- _DATASET CONTENT_:
--------------------------------------------------

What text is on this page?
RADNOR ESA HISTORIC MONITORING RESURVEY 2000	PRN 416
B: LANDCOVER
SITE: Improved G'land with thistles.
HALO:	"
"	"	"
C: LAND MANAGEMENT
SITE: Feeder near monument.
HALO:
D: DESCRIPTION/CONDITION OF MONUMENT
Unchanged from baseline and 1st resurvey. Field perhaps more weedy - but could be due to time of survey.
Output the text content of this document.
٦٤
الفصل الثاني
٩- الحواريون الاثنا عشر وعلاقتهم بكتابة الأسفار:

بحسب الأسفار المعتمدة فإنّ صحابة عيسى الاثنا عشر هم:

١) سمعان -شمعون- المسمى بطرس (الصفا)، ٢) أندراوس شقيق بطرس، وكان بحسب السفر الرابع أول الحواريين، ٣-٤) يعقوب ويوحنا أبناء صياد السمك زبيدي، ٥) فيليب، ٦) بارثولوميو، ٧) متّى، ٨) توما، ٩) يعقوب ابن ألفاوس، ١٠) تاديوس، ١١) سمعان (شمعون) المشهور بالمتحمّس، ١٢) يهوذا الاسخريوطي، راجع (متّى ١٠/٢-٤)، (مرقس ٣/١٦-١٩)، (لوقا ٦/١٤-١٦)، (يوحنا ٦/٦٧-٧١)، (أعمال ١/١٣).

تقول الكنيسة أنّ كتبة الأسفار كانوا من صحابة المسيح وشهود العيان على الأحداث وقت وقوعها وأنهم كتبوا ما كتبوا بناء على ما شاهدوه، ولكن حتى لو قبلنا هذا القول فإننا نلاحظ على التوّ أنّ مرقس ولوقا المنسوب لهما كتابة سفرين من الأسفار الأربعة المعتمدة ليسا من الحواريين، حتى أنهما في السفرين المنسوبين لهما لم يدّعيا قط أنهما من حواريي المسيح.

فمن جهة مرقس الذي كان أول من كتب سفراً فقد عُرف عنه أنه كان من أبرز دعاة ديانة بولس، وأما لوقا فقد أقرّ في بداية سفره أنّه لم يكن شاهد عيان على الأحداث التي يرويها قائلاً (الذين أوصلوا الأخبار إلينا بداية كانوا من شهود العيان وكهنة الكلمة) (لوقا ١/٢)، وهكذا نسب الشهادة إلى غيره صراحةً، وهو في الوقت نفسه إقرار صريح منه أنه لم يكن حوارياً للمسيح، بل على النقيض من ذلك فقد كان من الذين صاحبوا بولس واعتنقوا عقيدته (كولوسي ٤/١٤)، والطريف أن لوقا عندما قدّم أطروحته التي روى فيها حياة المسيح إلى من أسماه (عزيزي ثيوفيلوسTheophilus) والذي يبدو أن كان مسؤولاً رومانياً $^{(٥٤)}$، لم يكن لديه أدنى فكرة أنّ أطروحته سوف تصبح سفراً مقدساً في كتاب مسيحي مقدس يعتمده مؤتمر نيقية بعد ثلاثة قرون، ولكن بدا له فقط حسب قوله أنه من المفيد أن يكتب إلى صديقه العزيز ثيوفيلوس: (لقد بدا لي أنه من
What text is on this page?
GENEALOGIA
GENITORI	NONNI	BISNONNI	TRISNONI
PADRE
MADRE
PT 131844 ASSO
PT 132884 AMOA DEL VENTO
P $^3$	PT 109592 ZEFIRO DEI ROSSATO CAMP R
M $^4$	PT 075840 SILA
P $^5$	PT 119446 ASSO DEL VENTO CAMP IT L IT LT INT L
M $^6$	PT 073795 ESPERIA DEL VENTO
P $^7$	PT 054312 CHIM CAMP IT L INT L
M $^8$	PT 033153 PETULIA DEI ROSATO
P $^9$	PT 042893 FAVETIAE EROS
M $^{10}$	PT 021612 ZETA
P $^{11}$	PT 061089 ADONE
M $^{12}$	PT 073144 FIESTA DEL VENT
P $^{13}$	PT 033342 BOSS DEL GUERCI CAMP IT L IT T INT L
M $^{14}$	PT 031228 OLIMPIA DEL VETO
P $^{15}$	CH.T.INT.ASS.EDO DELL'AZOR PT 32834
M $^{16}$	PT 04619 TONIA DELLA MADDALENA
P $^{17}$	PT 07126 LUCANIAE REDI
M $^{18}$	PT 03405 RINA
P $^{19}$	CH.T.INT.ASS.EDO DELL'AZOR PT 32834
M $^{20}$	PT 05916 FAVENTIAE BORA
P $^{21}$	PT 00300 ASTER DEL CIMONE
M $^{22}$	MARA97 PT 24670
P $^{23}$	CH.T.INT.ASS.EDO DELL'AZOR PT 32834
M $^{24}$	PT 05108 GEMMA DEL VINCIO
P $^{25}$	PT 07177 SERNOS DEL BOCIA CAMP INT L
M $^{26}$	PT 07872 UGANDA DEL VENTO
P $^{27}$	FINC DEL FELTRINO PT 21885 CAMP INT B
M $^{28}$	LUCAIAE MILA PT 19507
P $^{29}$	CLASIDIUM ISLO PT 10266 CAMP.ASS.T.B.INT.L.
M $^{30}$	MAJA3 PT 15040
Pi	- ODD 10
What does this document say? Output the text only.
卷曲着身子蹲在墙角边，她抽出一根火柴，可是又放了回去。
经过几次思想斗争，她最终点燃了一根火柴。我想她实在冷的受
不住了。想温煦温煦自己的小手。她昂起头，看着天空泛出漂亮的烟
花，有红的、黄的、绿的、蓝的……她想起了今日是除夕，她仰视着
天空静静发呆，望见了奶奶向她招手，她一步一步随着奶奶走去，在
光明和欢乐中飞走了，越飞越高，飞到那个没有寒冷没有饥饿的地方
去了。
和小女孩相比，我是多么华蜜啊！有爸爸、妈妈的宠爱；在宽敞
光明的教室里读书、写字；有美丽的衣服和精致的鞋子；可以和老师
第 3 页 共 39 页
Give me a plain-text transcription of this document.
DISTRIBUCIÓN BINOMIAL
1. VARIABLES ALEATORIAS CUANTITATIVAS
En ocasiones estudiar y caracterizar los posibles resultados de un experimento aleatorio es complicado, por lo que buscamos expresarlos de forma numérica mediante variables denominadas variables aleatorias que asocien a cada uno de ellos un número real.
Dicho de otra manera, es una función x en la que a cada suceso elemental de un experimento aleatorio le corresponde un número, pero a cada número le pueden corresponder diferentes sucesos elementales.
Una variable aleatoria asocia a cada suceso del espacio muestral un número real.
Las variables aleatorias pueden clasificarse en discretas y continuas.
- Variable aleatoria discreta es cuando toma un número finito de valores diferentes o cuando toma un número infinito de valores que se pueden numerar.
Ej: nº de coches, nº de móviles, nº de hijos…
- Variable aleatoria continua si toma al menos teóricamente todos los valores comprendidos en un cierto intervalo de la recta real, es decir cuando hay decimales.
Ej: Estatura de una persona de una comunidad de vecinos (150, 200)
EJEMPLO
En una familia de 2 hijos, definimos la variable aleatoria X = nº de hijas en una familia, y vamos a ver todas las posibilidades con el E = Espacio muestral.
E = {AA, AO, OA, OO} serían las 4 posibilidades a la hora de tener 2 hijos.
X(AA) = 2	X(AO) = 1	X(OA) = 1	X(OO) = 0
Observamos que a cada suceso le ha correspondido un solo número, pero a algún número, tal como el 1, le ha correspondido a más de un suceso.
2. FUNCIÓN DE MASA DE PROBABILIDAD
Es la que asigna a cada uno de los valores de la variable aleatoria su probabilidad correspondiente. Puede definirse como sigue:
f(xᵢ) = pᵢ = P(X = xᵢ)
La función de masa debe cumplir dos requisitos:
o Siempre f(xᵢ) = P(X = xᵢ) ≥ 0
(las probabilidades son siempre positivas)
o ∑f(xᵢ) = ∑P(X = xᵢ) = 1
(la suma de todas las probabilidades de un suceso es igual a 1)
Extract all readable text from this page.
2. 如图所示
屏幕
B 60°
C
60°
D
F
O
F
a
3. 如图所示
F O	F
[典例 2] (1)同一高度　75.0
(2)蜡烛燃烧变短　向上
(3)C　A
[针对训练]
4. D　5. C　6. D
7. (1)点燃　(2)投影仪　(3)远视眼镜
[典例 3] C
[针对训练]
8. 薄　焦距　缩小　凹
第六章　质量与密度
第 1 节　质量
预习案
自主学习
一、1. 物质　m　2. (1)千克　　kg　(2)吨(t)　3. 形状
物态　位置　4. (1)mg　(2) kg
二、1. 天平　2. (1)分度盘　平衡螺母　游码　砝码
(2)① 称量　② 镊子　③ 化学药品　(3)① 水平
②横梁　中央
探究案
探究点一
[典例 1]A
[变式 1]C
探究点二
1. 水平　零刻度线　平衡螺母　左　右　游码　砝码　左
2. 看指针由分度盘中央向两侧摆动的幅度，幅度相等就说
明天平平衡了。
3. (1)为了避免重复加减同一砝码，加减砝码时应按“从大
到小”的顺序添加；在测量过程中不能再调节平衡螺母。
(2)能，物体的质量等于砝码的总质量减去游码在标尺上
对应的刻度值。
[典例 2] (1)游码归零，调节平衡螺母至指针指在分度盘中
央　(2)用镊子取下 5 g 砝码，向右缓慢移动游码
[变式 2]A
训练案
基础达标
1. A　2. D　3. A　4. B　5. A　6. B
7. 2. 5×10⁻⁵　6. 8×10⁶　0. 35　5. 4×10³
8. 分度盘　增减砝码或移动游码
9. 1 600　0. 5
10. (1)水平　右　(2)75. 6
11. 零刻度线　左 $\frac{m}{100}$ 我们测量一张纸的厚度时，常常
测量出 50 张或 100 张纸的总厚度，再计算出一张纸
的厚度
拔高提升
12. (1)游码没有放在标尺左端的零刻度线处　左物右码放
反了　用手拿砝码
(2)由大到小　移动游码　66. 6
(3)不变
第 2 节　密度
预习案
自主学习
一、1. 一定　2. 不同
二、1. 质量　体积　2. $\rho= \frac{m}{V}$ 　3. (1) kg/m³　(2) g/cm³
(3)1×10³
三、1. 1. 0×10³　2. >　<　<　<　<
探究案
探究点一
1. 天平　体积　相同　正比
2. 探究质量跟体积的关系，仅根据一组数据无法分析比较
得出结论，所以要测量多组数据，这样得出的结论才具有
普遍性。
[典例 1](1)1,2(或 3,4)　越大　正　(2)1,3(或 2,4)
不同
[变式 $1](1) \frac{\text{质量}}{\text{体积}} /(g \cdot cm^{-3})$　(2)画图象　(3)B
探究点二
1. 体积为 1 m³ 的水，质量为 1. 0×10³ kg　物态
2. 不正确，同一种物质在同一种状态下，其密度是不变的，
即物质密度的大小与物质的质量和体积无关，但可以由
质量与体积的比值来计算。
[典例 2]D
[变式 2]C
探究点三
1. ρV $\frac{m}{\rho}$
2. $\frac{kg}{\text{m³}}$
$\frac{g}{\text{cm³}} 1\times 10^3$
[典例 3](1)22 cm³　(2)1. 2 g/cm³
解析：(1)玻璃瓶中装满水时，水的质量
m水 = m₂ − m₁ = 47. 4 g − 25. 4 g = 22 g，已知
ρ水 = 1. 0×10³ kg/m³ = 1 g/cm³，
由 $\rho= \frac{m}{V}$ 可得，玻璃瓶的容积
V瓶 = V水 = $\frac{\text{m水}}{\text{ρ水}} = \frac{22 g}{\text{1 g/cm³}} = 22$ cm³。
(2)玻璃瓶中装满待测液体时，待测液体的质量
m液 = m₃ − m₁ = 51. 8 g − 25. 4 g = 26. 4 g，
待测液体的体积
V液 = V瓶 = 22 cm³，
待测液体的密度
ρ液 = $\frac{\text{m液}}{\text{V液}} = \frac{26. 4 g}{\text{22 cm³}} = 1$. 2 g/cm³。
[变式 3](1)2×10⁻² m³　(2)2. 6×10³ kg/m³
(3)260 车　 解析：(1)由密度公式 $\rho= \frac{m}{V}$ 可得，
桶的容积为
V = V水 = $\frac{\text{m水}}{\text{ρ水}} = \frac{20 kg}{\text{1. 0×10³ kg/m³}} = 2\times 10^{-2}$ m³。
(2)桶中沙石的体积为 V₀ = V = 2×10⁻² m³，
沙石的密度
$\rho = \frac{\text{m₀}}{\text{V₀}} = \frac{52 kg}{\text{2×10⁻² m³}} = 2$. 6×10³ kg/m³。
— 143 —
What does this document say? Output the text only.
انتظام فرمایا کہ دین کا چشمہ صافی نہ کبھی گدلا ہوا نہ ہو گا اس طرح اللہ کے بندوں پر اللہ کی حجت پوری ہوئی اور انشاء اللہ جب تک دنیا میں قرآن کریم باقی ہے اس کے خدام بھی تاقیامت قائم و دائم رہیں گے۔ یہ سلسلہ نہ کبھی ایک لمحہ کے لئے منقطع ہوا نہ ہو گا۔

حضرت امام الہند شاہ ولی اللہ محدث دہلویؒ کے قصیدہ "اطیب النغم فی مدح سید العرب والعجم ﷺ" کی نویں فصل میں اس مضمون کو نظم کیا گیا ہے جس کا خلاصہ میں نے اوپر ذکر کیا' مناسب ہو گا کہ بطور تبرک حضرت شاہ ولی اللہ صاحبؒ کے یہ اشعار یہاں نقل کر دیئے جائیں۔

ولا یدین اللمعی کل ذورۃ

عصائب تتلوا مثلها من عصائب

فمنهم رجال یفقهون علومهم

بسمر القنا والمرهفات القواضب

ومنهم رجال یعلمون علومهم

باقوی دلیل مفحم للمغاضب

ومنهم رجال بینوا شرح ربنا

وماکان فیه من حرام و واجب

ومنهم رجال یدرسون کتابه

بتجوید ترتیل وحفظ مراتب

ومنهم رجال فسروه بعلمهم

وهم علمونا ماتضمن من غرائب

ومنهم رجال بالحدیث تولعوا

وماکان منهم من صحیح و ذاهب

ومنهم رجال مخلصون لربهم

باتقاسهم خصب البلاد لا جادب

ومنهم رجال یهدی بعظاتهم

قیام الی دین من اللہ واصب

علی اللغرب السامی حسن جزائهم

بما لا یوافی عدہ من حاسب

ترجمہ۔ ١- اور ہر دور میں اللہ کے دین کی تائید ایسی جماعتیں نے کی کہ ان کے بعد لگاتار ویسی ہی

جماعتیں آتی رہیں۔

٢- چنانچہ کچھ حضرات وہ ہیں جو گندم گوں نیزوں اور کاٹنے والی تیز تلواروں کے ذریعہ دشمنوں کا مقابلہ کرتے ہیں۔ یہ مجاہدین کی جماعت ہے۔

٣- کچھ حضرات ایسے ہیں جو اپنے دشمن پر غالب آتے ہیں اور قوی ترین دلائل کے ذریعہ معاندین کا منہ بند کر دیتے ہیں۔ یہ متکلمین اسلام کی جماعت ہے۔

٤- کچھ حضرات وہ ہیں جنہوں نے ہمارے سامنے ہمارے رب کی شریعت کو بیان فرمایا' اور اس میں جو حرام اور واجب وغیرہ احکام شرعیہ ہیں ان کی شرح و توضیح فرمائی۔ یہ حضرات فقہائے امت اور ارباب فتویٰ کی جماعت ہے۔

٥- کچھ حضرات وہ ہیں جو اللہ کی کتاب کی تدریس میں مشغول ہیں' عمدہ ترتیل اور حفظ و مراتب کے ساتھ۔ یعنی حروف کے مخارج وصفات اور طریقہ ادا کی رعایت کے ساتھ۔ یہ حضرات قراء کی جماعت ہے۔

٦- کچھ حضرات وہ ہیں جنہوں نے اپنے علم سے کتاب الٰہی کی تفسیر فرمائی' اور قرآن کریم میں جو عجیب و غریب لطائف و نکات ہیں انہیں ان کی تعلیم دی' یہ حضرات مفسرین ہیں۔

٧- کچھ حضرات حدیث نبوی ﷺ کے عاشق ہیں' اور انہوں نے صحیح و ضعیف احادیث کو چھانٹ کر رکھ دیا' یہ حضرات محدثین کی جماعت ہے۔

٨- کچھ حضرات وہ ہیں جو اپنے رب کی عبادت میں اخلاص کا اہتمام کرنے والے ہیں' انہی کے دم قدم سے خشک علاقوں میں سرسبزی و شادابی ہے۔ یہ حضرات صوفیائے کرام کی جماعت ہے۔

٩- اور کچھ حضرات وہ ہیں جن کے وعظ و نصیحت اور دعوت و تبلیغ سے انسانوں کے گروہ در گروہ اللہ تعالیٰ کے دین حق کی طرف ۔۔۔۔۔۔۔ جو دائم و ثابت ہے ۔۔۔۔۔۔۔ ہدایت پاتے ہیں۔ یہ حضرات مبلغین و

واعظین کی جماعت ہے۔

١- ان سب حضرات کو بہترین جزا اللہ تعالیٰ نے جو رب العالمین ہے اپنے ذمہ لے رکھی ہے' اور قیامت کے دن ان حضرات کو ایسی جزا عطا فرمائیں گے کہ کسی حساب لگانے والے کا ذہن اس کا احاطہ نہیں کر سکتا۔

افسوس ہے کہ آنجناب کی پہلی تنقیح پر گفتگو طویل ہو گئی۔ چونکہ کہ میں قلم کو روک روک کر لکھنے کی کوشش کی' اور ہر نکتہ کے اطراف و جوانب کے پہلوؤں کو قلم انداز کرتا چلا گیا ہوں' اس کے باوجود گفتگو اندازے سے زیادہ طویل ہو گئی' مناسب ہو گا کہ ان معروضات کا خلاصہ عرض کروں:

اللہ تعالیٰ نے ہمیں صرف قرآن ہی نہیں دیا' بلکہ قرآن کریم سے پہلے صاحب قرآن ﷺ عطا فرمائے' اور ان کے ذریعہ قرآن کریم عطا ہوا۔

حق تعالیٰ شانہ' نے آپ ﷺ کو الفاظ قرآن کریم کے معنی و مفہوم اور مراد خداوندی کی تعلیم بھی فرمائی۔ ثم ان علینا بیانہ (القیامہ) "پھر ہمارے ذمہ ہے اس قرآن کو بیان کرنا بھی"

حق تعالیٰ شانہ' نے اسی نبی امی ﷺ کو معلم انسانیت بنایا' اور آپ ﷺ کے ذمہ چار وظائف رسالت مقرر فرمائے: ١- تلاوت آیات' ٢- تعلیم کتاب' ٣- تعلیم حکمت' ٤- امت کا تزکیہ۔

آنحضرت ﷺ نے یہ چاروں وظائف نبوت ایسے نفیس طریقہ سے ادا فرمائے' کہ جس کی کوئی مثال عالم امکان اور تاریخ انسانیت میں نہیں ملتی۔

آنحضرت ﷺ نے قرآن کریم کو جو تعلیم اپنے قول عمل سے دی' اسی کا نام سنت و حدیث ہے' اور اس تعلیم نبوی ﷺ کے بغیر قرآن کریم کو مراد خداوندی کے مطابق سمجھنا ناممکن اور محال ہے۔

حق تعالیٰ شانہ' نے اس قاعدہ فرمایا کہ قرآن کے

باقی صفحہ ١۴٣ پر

--------------------------------------------------

- _WORK TO COMPLETE_: Filter out every line that lacks the word "تعالی", and copy the rest.

- _RESPONSE BELOW_:
٩- اور کچھ حضرات وہ ہیں جن کے وعظ و نصیحت اور دعوت و تبلیغ سے انسانوں کے گروہ در گروہ اللہ تعالیٰ کے دین حق کی طرف ۔۔۔۔۔۔۔ جو دائم و ثابت ہے ۔۔۔۔۔۔۔ ہدایت پاتے ہیں۔ یہ حضرات مبلغین و
١- ان سب حضرات کو بہترین جزا اللہ تعالیٰ نے جو رب العالمین ہے اپنے ذمہ لے رکھی ہے' اور قیامت کے دن ان حضرات کو ایسی جزا عطا فرمائیں گے کہ کسی حساب لگانے والے کا ذہن اس کا احاطہ نہیں کر سکتا۔
اللہ تعالیٰ نے ہمیں صرف قرآن ہی نہیں دیا' بلکہ قرآن کریم سے پہلے صاحب قرآن ﷺ عطا فرمائے' اور ان کے ذریعہ قرآن کریم عطا ہوا۔
حق تعالیٰ شانہ' نے آپ ﷺ کو الفاظ قرآن کریم کے معنی و مفہوم اور مراد خداوندی کی تعلیم بھی فرمائی۔ ثم ان علینا بیانہ (القیامہ) "پھر ہمارے ذمہ ہے اس قرآن کو بیان کرنا بھی"
حق تعالیٰ شانہ' نے اسی نبی امی ﷺ کو معلم انسانیت بنایا' اور آپ ﷺ کے ذمہ چار وظائف رسالت مقرر فرمائے: ١- تلاوت آیات' ٢- تعلیم کتاب' ٣- تعلیم حکمت' ٤- امت کا تزکیہ۔
حق تعالیٰ شانہ' نے اس قاعدہ فرمایا کہ قرآن کے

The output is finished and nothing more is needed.